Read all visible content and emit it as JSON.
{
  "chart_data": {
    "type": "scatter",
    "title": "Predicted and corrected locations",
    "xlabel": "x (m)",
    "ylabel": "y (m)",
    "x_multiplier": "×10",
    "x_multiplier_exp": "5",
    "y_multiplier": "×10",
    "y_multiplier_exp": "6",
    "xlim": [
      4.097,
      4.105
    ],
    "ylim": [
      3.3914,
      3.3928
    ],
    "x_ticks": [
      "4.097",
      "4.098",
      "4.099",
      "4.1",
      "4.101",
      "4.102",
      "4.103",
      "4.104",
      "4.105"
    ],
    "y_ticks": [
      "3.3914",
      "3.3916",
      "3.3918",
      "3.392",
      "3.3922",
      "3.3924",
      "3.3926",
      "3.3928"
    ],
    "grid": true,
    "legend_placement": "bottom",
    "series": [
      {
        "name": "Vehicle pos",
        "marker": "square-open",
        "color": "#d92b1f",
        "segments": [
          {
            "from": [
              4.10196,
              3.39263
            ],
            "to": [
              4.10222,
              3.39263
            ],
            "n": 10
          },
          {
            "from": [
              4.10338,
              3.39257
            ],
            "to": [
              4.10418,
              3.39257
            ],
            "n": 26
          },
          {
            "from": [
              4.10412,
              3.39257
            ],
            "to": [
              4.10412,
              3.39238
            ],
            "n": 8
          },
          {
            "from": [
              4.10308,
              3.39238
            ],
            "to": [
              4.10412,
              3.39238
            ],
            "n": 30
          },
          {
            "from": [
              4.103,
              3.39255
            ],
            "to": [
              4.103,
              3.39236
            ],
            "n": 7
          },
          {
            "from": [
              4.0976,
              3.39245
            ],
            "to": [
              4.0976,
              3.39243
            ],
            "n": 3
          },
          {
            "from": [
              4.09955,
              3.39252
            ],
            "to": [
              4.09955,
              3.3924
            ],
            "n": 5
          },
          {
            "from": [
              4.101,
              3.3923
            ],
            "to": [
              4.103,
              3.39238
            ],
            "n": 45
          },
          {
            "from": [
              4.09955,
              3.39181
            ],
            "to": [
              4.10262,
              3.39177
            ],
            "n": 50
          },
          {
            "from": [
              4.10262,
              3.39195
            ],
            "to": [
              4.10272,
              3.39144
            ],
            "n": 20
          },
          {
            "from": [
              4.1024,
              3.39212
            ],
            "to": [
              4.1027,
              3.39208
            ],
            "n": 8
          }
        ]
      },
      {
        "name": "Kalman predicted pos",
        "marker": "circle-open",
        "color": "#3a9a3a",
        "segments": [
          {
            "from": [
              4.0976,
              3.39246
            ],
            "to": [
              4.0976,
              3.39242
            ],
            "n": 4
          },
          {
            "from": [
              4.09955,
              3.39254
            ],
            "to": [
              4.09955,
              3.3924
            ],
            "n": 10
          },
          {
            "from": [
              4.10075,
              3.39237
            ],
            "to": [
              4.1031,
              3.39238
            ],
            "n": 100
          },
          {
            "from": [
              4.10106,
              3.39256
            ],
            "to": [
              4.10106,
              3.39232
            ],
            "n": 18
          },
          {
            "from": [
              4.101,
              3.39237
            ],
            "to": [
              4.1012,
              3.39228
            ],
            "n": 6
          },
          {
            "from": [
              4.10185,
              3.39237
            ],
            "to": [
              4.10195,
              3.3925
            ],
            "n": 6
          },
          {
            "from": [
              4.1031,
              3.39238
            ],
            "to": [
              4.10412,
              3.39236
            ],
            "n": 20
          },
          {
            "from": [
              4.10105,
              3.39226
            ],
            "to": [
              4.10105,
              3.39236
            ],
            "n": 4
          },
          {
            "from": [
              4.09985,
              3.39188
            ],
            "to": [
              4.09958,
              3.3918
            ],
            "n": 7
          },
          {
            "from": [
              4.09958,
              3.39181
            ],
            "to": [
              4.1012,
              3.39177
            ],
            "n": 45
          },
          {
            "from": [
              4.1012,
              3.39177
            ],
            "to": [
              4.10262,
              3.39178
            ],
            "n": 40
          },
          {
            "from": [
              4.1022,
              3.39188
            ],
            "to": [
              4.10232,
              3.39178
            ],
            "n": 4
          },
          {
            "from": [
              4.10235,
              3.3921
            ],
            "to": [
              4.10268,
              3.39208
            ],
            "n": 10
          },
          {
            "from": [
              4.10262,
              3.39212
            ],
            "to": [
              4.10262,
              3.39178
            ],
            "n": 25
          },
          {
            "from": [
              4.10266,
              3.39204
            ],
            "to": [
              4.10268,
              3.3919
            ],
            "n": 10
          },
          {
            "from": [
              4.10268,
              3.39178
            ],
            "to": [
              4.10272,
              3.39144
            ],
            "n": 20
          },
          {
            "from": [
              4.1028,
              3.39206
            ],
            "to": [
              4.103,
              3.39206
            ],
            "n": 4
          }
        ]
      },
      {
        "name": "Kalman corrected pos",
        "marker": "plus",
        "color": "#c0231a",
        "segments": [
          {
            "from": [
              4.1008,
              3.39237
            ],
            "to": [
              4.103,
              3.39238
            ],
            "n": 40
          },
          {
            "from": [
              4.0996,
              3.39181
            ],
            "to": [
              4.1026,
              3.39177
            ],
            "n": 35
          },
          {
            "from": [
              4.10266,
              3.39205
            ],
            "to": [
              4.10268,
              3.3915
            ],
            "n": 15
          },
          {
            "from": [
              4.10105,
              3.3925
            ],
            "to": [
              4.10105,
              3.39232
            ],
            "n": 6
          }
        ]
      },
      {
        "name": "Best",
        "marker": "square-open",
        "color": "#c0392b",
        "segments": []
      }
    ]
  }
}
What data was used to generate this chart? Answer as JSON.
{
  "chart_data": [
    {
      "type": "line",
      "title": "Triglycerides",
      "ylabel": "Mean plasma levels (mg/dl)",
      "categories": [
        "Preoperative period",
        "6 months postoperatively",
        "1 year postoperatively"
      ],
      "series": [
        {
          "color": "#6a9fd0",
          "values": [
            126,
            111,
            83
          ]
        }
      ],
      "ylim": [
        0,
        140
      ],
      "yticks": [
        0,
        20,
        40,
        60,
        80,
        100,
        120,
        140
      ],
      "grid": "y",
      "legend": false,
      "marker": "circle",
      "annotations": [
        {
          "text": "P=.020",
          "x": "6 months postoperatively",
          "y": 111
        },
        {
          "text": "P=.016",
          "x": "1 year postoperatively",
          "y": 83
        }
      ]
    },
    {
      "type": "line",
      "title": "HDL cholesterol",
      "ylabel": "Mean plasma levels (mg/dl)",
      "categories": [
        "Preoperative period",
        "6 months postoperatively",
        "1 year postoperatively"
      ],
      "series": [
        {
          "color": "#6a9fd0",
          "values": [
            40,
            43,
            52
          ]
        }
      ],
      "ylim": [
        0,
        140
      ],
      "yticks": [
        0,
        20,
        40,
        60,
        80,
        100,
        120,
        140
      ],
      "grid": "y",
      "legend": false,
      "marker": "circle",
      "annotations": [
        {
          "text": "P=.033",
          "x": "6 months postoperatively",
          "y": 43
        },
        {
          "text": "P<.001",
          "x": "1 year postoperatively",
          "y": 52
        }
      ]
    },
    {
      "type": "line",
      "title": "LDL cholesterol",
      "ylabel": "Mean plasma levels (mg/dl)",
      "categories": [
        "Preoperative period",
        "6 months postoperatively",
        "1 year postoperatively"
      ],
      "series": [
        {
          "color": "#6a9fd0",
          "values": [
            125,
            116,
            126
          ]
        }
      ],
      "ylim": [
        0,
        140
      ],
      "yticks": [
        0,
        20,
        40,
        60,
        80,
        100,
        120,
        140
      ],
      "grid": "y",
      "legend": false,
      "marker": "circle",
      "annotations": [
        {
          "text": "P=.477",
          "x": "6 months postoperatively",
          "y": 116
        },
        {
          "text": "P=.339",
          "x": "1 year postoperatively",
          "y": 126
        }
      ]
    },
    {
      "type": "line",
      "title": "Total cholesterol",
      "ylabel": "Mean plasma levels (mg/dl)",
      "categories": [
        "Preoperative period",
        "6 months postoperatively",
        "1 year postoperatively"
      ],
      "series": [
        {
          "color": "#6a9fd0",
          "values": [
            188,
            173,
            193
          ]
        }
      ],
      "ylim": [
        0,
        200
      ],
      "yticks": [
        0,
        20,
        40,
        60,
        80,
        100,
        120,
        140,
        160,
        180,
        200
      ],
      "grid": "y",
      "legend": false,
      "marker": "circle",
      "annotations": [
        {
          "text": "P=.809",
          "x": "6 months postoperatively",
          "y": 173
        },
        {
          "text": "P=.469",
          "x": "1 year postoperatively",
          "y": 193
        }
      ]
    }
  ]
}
※
# [WHAT IS EXPECTED]
Check the records above line by line and tally those holding the string "title". Answer with the number only.

# [RESULT FOR THIS TASK]
5